§ **Selected excerpt**:
## BEGIN

Ruta Abolins sends in reports from the Home Movie Day events held on three days in three cities in Georgia, Athens, Butler, and Columbus.

We did three HMDs this year, each on different days, two being on the road: Athens, GA; Butler, GA; and Columbus, GA. In Athens we had plenty of volunteers and more equipment than we actually needed. For the road trip events there were six of us participating, including our development officer, Chantel Dunham, who had arranged those two events. We drove a University of Georgia van and took along a reduced lot of supplies to lighten our load (though we forgot extension cords, study lamps, and a flashlight, but it turned out our venues supplied them for us).

Athens August 12

We held this event at the public library because of its central location and ease of public parking. We had drop-ins throughout day with about 13 people showing up, six who brought film and the rest who just watched. We had 8mm, Super8, and DVD and no 16mm which was surprising. One woman, a filmmaker, brought in the DVD she made as her senior thesis using hundreds of reels of home movies she purchased from eBay. We then watched several of the reels she used to create her final project.

## END

§ **Dataset records**:
## BEGIN

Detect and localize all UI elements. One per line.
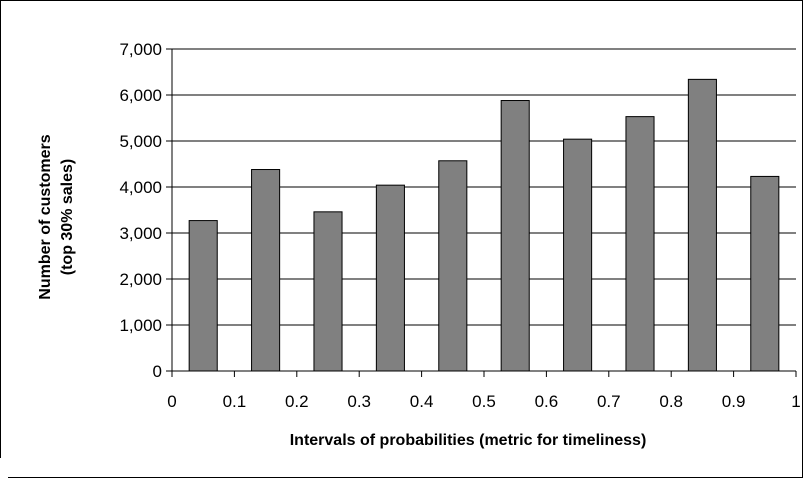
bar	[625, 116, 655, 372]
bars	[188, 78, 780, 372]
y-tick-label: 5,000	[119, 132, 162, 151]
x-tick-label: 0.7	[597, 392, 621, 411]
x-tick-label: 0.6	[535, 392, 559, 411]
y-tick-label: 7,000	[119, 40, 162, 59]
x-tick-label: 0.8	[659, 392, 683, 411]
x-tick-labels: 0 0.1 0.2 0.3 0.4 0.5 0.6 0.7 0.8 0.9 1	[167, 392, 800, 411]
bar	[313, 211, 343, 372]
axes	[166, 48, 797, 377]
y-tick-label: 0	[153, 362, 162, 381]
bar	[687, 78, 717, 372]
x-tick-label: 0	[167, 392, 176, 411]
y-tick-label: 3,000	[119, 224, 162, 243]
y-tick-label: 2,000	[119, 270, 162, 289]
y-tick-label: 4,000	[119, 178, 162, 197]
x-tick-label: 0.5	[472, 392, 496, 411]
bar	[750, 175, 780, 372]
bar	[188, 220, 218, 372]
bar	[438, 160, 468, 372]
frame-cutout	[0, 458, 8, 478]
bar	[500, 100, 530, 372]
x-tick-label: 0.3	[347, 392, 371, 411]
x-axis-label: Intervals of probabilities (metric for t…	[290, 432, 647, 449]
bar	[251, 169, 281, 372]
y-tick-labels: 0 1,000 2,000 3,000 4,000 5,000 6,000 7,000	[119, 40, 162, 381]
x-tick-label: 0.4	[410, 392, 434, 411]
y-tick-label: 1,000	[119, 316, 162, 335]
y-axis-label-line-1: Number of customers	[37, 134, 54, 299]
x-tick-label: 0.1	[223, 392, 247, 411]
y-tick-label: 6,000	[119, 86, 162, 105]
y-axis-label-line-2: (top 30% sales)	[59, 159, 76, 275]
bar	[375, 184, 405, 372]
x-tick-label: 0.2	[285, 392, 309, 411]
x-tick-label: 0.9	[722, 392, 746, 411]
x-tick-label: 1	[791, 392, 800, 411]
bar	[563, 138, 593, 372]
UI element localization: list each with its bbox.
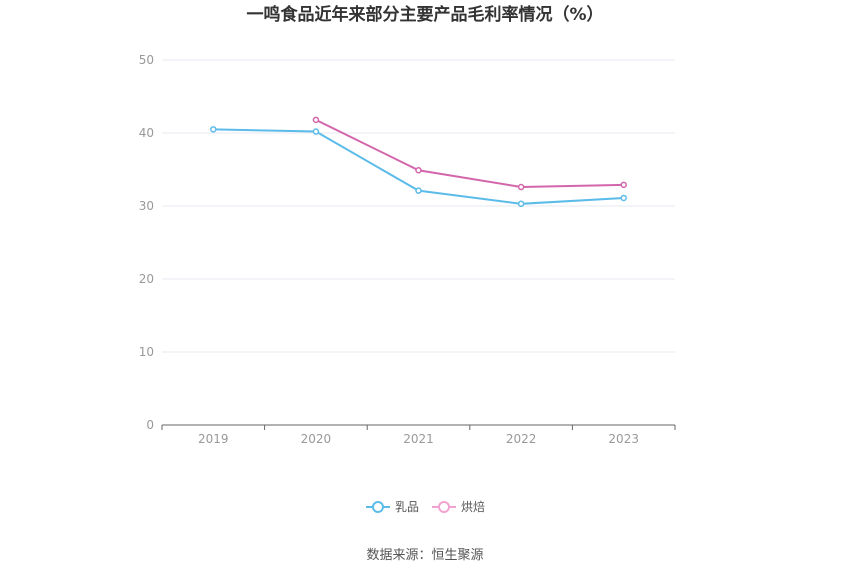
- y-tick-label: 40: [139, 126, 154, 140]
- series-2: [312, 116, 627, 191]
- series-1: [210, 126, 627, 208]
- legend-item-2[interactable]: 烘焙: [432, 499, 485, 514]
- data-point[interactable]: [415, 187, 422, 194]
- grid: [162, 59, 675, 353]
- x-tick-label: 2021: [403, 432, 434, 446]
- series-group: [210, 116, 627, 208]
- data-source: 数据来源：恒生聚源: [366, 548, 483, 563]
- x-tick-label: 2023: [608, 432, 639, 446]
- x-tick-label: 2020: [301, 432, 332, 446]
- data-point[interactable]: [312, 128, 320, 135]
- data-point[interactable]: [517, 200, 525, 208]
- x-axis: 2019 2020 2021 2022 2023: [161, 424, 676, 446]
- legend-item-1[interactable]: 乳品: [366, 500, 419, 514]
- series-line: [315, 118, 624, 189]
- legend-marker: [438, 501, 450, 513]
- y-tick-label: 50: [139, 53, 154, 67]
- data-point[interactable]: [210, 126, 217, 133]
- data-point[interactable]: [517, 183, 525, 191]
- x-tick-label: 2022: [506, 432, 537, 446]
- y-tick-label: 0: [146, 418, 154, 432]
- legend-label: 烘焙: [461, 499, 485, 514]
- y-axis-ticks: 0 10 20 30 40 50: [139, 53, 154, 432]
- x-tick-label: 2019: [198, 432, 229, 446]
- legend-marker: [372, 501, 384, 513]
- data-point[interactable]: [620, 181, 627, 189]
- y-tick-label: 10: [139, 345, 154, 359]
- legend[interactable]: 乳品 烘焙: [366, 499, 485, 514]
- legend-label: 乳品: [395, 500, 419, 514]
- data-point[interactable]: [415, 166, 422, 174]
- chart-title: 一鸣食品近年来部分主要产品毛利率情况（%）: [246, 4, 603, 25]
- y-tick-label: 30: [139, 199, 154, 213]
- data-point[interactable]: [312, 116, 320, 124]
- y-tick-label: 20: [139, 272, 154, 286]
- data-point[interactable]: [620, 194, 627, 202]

## END

§ **Requirement A**:
Answer these questions from the Home Movie Day report, one line each:
(i) How many people took part in the road trip events?
(ii) What vehicle did the group drive?
(iii) Where was the Athens event held?
§ **Requirement B**: Quote verbatim the entries beginning with the line that contains "- y-tick-label: 40: [139, 126, 154, 140]" and continuing through the line that contains "- data-source: 数据来源：恒生聚源: [366, 548, 483, 563]".

§ **Full solution A**:
(i) Six
(ii) A University of Georgia van
(iii) At the public library

§ **Full solution B**:
- y-tick-label: 40: [139, 126, 154, 140]
- series-2: [312, 116, 627, 191]
- series-1: [210, 126, 627, 208]
- legend-item-2[interactable]: 烘焙: [432, 499, 485, 514]
- data-point[interactable]: [415, 187, 422, 194]
- grid: [162, 59, 675, 353]
- x-tick-label: 2021: [403, 432, 434, 446]
- series-group: [210, 116, 627, 208]
- data-source: 数据来源：恒生聚源: [366, 548, 483, 563]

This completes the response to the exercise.